## PROBLEM
Search the material for the string "text", then return every line where it is found.

-- MATERIAL SHOWN start --

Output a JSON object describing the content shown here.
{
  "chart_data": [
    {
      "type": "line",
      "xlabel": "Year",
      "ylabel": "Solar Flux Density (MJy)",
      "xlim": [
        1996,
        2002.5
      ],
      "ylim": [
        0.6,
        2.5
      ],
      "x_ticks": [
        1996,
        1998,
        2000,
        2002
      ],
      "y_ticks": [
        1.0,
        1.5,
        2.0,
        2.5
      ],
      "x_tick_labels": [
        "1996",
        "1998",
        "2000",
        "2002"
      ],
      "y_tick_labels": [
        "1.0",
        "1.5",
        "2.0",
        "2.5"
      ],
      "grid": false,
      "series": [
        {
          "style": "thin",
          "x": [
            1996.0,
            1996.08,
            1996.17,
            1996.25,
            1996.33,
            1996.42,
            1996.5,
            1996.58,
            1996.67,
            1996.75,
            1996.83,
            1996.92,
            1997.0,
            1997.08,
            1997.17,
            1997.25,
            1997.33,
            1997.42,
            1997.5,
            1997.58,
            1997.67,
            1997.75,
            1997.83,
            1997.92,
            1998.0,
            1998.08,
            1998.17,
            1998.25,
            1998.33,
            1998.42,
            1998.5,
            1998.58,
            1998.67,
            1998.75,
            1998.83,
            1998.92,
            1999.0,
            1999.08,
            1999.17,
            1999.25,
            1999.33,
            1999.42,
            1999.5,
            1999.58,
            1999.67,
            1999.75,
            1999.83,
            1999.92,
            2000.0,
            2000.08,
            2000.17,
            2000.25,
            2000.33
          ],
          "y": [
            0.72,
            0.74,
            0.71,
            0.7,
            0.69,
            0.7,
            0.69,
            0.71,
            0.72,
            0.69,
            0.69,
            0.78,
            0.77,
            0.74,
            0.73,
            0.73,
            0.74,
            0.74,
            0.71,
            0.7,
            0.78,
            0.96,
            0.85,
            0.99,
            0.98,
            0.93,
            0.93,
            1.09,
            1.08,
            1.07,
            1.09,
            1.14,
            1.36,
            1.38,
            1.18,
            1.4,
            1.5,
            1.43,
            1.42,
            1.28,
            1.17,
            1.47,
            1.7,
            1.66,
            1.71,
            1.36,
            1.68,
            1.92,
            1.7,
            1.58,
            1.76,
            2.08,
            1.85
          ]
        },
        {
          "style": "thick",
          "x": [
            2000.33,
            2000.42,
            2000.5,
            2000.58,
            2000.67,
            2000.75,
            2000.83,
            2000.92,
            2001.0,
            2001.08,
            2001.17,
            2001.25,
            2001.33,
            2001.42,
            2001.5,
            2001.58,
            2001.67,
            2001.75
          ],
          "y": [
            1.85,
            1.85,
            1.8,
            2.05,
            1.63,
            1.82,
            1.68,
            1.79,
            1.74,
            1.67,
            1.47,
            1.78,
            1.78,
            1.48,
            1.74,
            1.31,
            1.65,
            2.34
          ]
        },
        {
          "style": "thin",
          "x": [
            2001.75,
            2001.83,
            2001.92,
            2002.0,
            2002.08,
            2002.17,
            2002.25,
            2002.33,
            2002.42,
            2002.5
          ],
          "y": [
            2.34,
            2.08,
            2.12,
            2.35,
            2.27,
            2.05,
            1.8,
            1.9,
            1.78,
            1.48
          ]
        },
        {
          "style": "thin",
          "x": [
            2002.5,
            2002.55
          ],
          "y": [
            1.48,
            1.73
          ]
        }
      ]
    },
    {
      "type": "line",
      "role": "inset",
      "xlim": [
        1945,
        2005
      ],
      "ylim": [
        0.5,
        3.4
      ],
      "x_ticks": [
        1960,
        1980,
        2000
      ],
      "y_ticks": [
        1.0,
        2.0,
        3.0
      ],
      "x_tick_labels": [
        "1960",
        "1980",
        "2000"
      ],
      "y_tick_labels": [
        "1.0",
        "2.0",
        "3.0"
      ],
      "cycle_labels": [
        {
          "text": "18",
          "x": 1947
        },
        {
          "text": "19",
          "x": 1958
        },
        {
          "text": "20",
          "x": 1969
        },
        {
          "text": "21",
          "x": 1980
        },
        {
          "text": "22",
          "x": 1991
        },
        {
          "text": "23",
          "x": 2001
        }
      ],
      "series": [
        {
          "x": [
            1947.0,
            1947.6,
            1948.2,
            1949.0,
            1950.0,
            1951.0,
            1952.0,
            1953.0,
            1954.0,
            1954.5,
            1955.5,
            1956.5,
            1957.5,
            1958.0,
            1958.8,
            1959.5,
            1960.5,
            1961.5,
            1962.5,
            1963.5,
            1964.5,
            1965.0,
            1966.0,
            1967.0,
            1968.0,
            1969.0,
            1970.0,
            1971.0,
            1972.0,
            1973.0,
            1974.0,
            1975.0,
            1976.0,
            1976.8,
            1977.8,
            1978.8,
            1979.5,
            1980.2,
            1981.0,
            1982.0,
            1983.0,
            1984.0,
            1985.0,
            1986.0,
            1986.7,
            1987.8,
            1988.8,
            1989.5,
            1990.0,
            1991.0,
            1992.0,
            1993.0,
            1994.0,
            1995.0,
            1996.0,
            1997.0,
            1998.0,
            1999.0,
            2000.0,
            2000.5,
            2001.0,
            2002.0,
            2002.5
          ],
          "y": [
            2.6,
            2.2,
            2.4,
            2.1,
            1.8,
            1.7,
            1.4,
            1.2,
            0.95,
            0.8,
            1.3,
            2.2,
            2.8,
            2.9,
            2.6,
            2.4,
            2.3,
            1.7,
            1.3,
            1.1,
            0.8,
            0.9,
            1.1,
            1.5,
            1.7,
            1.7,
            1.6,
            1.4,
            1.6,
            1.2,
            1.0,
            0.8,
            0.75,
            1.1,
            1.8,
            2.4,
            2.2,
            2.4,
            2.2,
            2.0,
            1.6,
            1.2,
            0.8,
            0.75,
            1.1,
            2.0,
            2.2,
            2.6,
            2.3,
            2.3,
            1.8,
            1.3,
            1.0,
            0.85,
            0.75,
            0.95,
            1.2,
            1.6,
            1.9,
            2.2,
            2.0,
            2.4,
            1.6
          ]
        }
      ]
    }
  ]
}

-- MATERIAL SHOWN end --

## OUTPUT FOR THIS EXERCISE
          "text": "18",
          "text": "19",
          "text": "20",
          "text": "21",
          "text": "22",
          "text": "23",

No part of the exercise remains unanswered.